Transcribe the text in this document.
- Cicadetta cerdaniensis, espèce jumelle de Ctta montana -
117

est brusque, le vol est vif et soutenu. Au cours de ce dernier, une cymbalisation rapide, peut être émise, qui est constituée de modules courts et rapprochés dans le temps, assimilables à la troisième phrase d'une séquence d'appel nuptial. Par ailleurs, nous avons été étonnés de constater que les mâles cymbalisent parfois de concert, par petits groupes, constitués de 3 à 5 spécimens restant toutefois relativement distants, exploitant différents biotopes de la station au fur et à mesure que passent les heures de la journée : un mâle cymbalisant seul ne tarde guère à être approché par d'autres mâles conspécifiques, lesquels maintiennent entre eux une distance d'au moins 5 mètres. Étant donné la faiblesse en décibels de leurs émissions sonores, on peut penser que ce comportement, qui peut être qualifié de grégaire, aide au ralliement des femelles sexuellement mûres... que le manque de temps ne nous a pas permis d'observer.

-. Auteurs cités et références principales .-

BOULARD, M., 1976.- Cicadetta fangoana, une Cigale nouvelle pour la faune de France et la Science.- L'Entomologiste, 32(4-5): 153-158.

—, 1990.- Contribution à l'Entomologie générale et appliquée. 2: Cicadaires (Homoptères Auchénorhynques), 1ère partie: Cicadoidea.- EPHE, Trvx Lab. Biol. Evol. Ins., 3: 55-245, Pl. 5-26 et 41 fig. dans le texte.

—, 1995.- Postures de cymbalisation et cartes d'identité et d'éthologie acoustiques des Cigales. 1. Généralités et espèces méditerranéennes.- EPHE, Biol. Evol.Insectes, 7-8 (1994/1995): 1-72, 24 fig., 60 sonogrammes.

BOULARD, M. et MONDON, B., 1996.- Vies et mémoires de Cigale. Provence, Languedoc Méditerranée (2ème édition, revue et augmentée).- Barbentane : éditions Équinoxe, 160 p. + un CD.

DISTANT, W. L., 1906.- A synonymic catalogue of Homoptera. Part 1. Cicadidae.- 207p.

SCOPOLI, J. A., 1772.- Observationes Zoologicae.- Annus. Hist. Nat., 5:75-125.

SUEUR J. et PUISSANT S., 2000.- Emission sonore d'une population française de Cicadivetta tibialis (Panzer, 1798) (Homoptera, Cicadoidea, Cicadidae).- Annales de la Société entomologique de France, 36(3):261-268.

--

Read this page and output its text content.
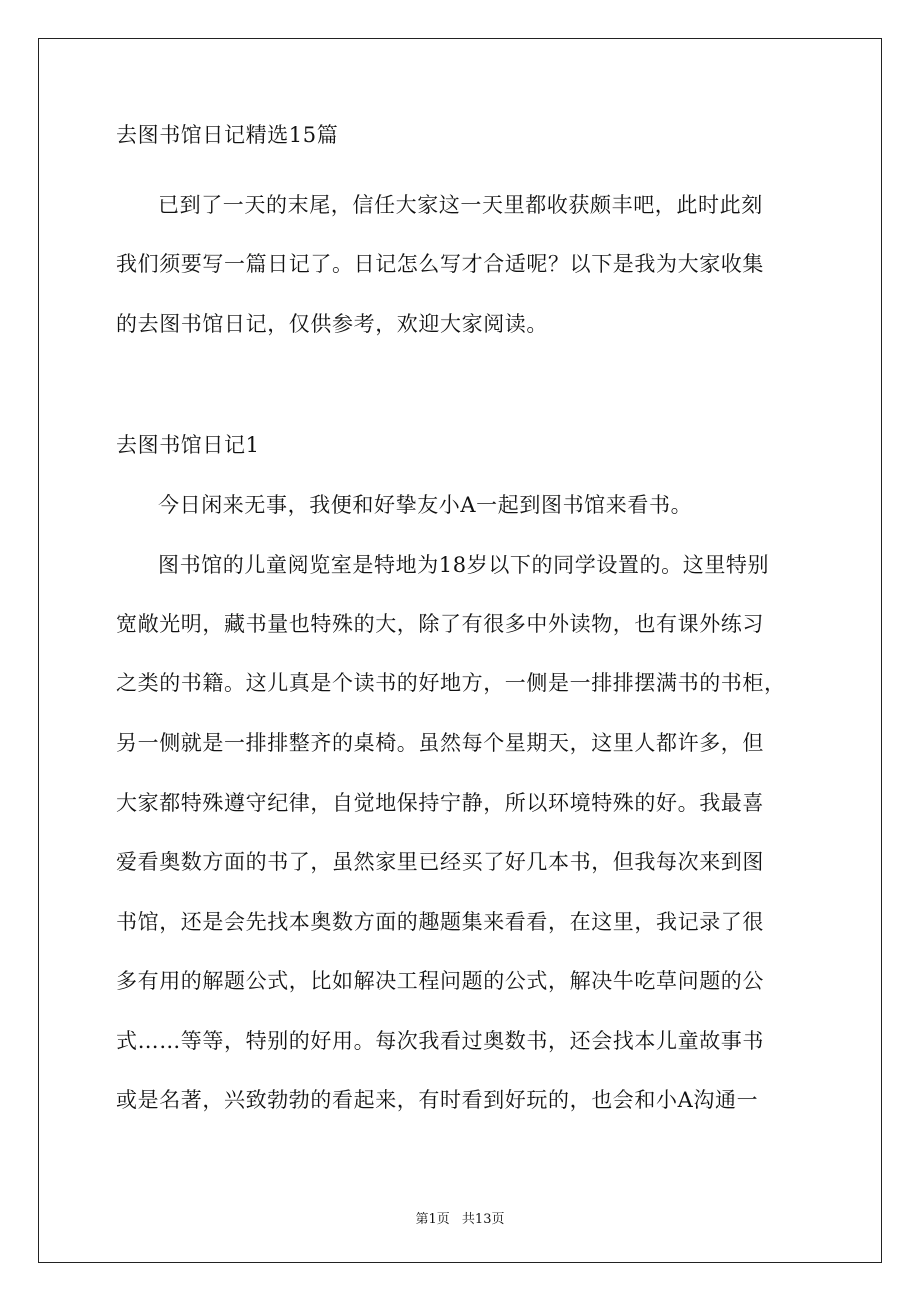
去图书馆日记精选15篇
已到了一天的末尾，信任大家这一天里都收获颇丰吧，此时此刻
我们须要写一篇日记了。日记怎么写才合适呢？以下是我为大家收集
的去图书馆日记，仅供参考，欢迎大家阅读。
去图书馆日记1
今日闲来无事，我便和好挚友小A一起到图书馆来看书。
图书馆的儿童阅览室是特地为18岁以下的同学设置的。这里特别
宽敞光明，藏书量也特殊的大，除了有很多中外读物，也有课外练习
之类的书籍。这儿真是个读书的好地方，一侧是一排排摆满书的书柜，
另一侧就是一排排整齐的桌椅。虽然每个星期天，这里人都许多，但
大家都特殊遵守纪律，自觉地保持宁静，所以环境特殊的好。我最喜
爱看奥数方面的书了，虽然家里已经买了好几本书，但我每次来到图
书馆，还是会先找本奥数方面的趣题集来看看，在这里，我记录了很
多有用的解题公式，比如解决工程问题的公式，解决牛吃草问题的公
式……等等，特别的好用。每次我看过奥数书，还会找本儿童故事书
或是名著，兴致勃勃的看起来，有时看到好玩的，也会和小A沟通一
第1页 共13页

* * *

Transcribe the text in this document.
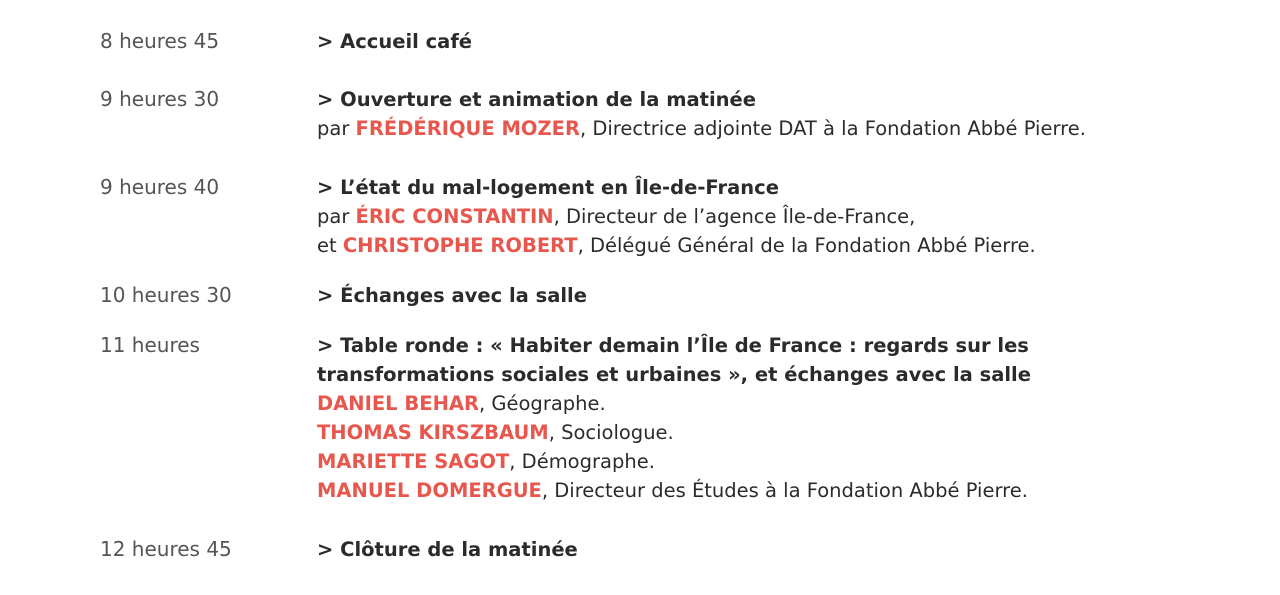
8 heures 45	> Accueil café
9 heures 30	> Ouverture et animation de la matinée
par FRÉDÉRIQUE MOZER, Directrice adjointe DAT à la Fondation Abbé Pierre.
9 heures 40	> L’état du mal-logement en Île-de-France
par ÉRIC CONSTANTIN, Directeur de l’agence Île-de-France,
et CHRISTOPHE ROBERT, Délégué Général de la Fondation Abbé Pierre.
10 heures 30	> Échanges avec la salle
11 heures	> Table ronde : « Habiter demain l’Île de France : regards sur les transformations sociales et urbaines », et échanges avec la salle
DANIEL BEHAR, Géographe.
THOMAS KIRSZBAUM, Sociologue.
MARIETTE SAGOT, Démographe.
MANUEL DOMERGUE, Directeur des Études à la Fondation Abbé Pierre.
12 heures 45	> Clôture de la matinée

**EXERCISE BRIEF**
Copy out every line in the listing where the word "matinée" appears.

**CORRECT RESPONSE**
9 heures 30	> Ouverture et animation de la matinée
12 heures 45	> Clôture de la matinée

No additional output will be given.